(ACTIVITY) Take the line with "Decode this image" and every line after it in the entries below, and set them down exactly, without any pictures.

(INPUT)
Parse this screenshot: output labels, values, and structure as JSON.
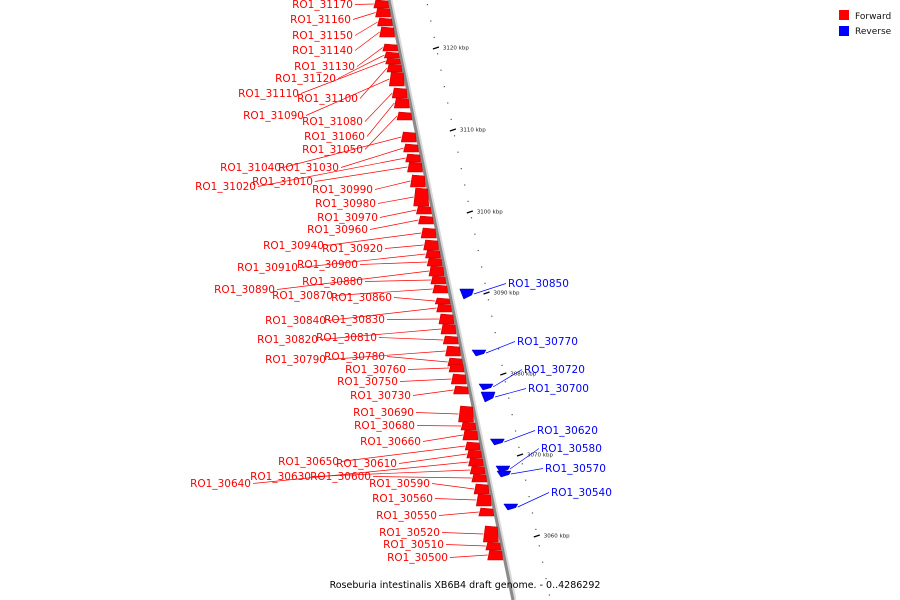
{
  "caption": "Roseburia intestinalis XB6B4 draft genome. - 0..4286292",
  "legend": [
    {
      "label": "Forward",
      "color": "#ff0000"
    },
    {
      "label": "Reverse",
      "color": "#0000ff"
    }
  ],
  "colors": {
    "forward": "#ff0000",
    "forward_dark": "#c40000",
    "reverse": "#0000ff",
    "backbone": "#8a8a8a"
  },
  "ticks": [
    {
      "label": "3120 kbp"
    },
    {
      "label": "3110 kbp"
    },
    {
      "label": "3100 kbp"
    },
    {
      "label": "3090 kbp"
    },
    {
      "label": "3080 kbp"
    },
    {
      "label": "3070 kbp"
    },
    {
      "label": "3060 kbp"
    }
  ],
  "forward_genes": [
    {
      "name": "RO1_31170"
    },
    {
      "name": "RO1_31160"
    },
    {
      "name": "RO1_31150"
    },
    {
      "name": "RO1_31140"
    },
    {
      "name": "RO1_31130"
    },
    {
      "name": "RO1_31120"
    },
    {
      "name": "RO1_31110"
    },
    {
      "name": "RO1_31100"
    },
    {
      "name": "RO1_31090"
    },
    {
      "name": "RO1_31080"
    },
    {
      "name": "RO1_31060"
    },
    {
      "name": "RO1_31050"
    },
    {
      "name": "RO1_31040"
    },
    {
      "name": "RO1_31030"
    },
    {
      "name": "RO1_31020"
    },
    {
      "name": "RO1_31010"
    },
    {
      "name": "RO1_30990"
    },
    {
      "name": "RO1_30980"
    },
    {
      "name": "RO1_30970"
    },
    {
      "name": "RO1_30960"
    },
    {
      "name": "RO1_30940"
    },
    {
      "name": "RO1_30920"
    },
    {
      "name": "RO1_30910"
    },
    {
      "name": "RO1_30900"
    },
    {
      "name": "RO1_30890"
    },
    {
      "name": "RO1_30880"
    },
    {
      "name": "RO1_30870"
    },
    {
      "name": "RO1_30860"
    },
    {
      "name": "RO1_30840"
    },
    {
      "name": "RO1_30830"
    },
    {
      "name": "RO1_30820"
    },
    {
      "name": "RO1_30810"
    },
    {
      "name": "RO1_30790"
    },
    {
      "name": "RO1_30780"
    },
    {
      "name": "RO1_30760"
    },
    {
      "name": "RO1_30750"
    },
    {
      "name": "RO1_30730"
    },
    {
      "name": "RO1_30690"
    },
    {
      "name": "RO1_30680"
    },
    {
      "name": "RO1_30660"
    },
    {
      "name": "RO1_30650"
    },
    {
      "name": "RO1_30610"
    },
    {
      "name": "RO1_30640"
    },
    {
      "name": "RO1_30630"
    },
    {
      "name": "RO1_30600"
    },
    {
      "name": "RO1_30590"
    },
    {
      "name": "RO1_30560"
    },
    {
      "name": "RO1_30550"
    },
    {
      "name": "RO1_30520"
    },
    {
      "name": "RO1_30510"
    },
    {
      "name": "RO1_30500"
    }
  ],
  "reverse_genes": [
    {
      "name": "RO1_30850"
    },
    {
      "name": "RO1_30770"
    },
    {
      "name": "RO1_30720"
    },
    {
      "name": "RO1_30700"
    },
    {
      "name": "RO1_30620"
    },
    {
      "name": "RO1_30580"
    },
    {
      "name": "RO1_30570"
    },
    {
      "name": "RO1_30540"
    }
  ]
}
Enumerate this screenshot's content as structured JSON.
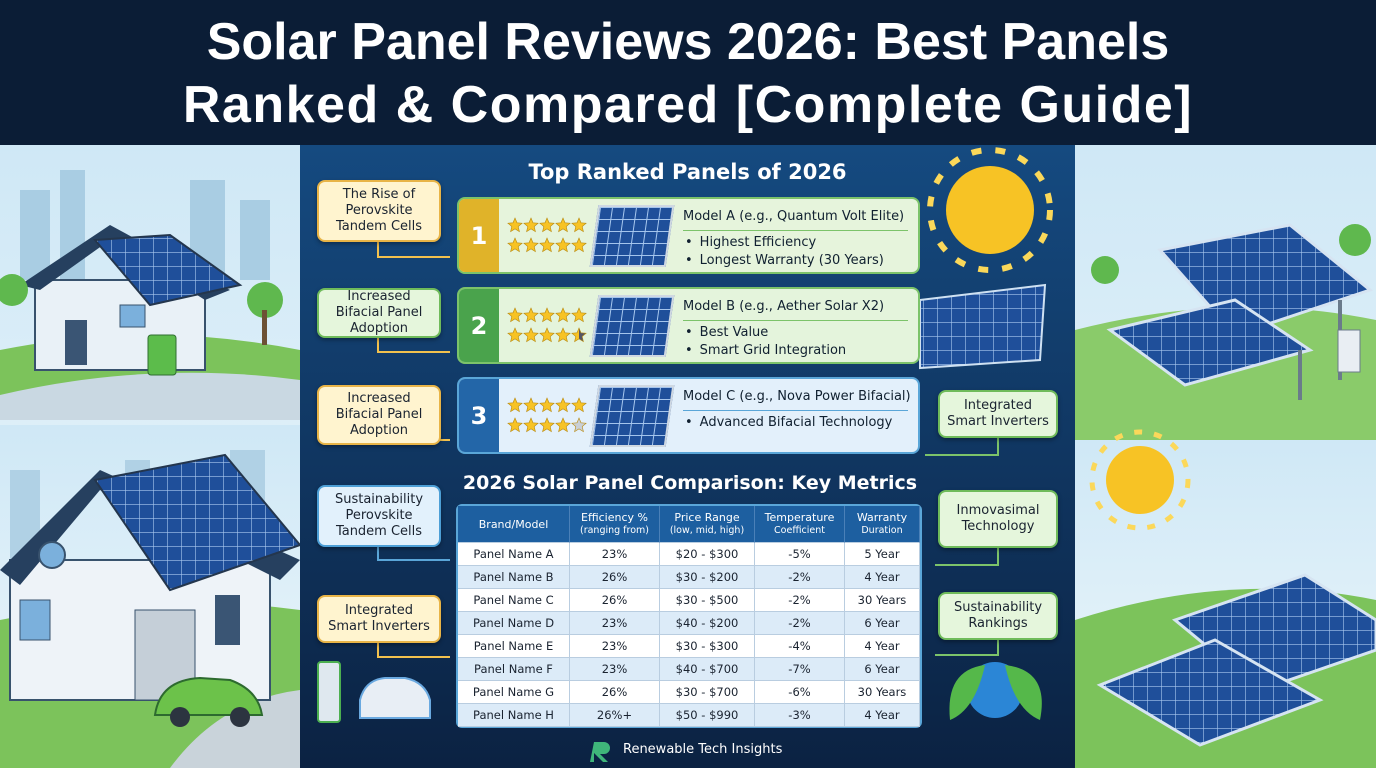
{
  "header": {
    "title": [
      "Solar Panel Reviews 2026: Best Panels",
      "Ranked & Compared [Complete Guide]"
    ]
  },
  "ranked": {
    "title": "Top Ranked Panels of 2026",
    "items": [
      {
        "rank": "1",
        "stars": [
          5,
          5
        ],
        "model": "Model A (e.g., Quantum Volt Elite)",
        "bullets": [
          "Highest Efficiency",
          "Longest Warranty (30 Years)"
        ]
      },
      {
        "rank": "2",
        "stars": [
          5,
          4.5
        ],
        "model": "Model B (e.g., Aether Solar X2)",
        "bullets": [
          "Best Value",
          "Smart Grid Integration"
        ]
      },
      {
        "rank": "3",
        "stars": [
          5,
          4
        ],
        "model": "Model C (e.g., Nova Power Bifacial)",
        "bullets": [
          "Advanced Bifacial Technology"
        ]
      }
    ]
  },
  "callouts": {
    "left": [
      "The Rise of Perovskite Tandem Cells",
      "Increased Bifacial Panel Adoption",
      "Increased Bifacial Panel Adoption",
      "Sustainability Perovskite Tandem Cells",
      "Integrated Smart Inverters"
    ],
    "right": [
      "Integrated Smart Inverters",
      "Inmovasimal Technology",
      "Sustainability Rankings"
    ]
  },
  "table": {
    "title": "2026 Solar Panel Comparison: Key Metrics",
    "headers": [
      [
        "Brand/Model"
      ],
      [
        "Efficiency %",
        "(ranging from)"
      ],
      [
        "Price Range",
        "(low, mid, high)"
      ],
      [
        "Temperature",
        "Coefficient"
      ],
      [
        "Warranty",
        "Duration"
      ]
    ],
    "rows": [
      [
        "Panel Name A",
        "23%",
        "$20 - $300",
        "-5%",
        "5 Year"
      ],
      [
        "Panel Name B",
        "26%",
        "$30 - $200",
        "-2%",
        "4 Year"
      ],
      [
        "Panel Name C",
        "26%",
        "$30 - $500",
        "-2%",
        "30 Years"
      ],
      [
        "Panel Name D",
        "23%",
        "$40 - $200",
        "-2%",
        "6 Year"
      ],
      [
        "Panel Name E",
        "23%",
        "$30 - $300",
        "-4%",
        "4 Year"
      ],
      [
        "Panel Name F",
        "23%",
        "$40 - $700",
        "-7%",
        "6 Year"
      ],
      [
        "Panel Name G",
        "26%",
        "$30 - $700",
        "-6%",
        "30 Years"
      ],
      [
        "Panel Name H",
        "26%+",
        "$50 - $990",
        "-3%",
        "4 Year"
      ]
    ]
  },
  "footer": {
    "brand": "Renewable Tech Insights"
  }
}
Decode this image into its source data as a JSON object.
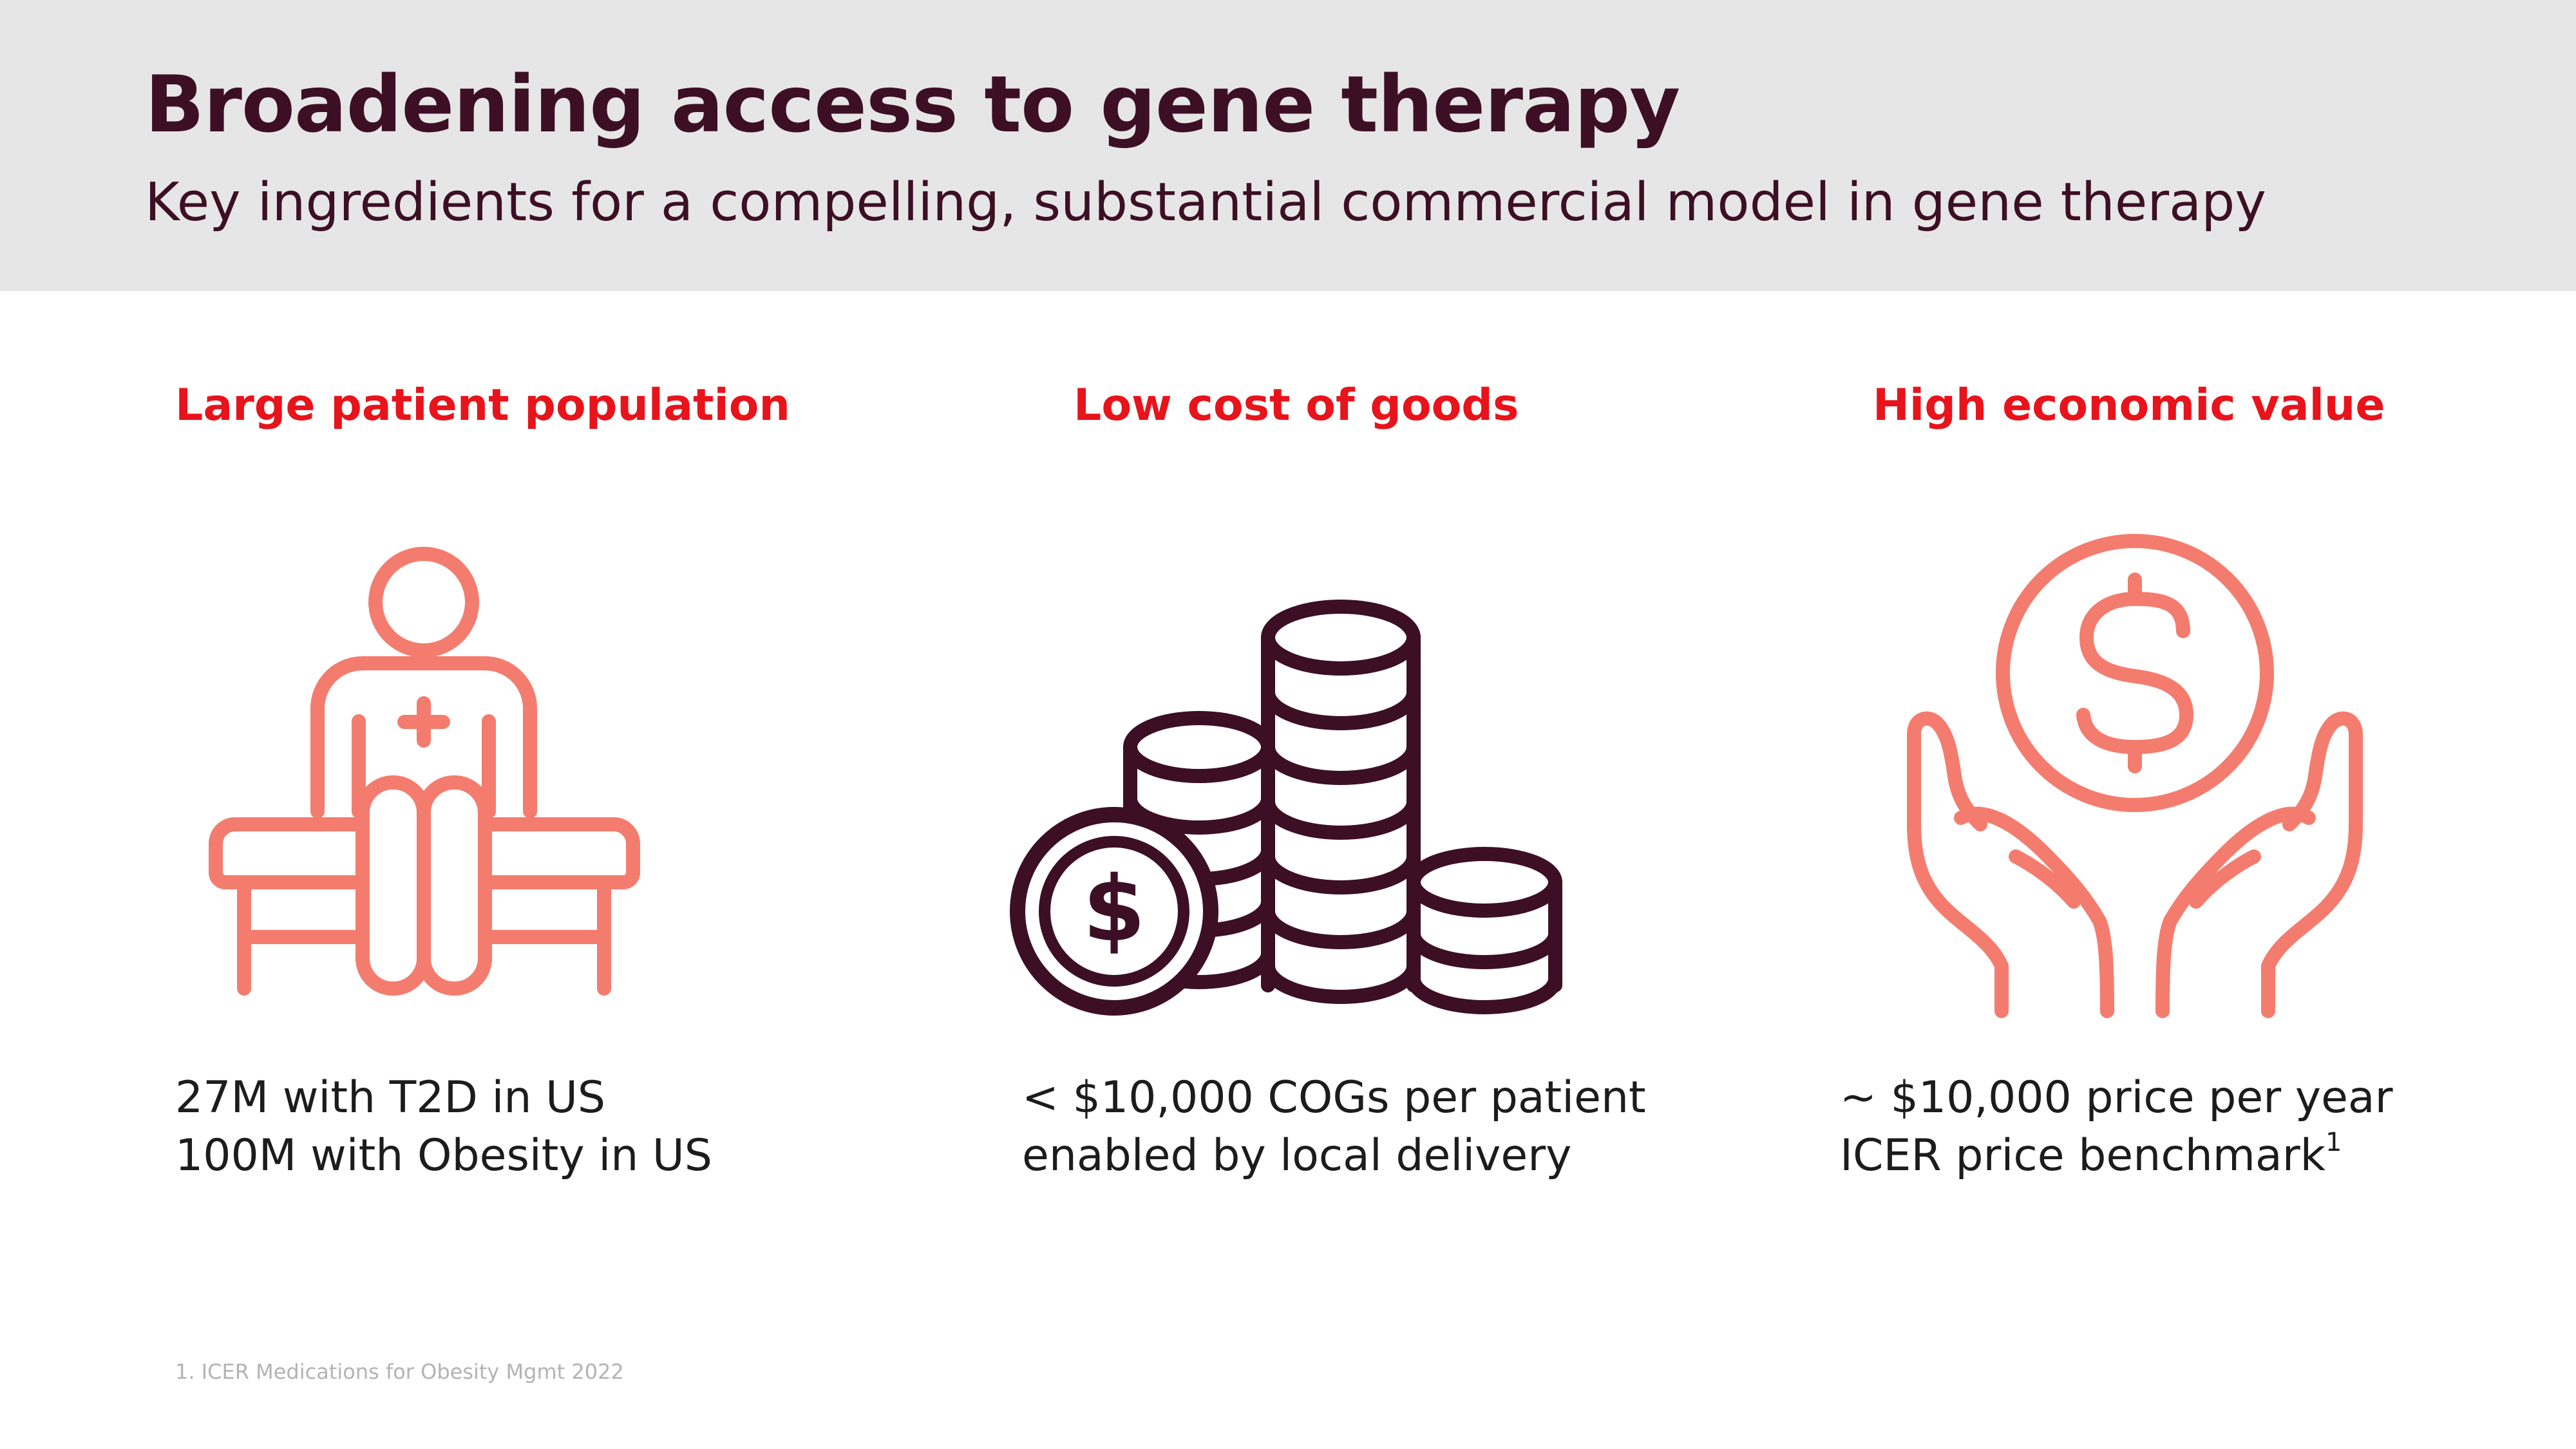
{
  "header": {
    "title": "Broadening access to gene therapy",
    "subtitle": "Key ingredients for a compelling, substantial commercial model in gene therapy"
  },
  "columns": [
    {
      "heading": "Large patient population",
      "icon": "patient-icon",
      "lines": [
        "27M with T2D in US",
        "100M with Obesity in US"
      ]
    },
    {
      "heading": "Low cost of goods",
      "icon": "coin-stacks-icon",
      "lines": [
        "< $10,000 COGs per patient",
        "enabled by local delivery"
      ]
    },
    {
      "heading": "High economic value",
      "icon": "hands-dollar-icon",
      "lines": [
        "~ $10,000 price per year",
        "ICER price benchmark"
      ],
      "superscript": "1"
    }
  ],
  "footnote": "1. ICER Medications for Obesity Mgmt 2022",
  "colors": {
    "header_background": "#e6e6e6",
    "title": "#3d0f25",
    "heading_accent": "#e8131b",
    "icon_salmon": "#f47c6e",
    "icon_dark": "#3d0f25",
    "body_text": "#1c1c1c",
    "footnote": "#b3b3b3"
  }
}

(EXERCISE RESULT)
Decode this image into its source data as a JSON object.
{
  "header": {
    "title": "Broadening access to gene therapy",
    "subtitle": "Key ingredients for a compelling, substantial commercial model in gene therapy"
  },
  "columns": [
    {
      "heading": "Large patient population",
      "icon": "patient-icon",
      "lines": [
        "27M with T2D in US",
        "100M with Obesity in US"
      ]
    },
    {
      "heading": "Low cost of goods",
      "icon": "coin-stacks-icon",
      "lines": [
        "< $10,000 COGs per patient",
        "enabled by local delivery"
      ]
    },
    {
      "heading": "High economic value",
      "icon": "hands-dollar-icon",
      "lines": [
        "~ $10,000 price per year",
        "ICER price benchmark"
      ],
      "superscript": "1"
    }
  ],
  "footnote": "1. ICER Medications for Obesity Mgmt 2022",
  "colors": {
    "header_background": "#e6e6e6",
    "title": "#3d0f25",
    "heading_accent": "#e8131b",
    "icon_salmon": "#f47c6e",
    "icon_dark": "#3d0f25",
    "body_text": "#1c1c1c",
    "footnote": "#b3b3b3"
  }
}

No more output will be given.